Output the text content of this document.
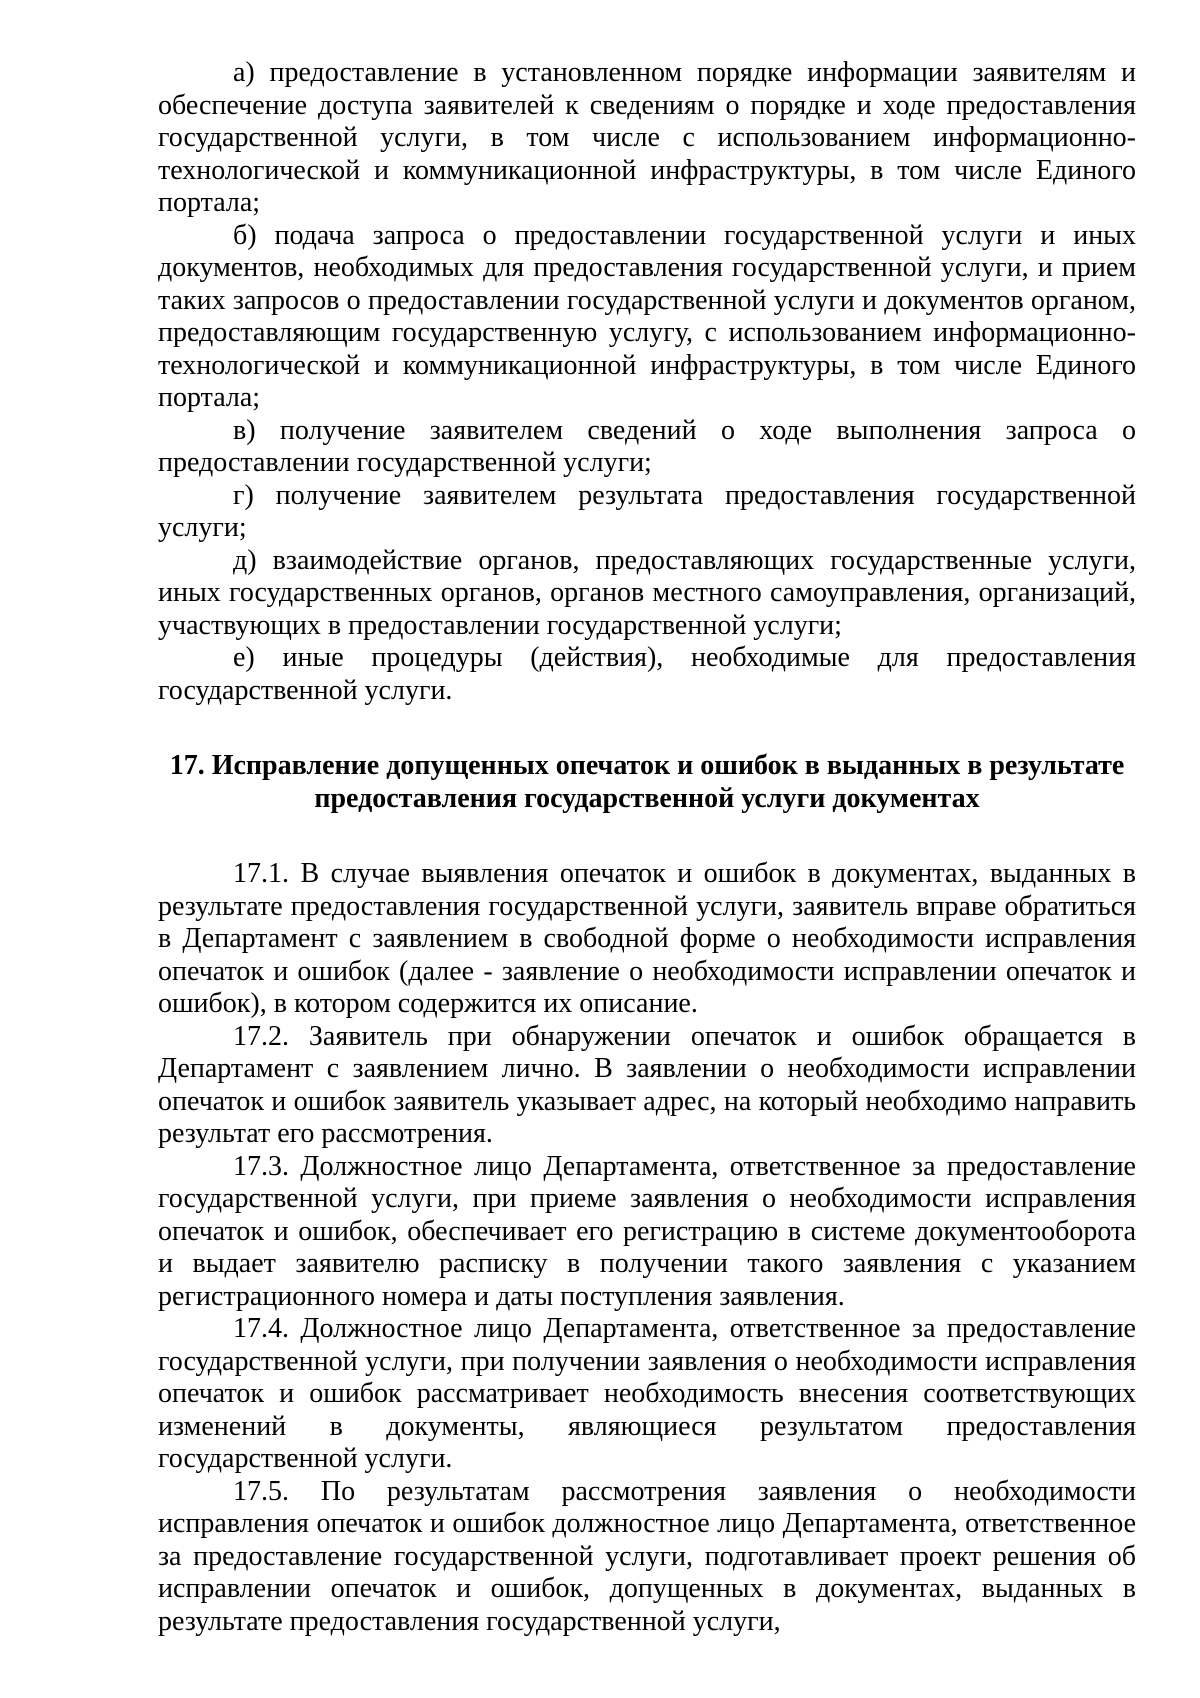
а) предоставление в установленном порядке информации заявителям и обеспечение доступа заявителей к сведениям о порядке и ходе предоставления государственной услуги, в том числе с использованием информационно-технологической и коммуникационной инфраструктуры, в том числе Единого портала;

б) подача запроса о предоставлении государственной услуги и иных документов, необходимых для предоставления государственной услуги, и прием таких запросов о предоставлении государственной услуги и документов органом, предоставляющим государственную услугу, с использованием информационно-технологической и коммуникационной инфраструктуры, в том числе Единого портала;

в) получение заявителем сведений о ходе выполнения запроса о предоставлении государственной услуги;

г) получение заявителем результата предоставления государственной услуги;

д) взаимодействие органов, предоставляющих государственные услуги, иных государственных органов, органов местного самоуправления, организаций, участвующих в предоставлении государственной услуги;

е) иные процедуры (действия), необходимые для предоставления государственной услуги.

17. Исправление допущенных опечаток и ошибок в выданных в результате предоставления государственной услуги документах

17.1. В случае выявления опечаток и ошибок в документах, выданных в результате предоставления государственной услуги, заявитель вправе обратиться в Департамент с заявлением в свободной форме о необходимости исправления опечаток и ошибок (далее - заявление о необходимости исправлении опечаток и ошибок), в котором содержится их описание.

17.2. Заявитель при обнаружении опечаток и ошибок обращается в Департамент с заявлением лично. В заявлении о необходимости исправлении опечаток и ошибок заявитель указывает адрес, на который необходимо направить результат его рассмотрения.

17.3. Должностное лицо Департамента, ответственное за предоставление государственной услуги, при приеме заявления о необходимости исправления опечаток и ошибок, обеспечивает его регистрацию в системе документооборота и выдает заявителю расписку в получении такого заявления с указанием регистрационного номера и даты поступления заявления.

17.4. Должностное лицо Департамента, ответственное за предоставление государственной услуги, при получении заявления о необходимости исправления опечаток и ошибок рассматривает необходимость внесения соответствующих изменений в документы, являющиеся результатом предоставления государственной услуги.

17.5. По результатам рассмотрения заявления о необходимости исправления опечаток и ошибок должностное лицо Департамента, ответственное за предоставление государственной услуги, подготавливает проект решения об исправлении опечаток и ошибок, допущенных в документах, выданных в результате предоставления государственной услуги,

━━━

● What is required
Using the data above, copy each line that contains "получение".

● Answer to this task
в) получение заявителем сведений о ходе выполнения запроса о предоставлении государственной услуги;
г) получение заявителем результата предоставления государственной услуги;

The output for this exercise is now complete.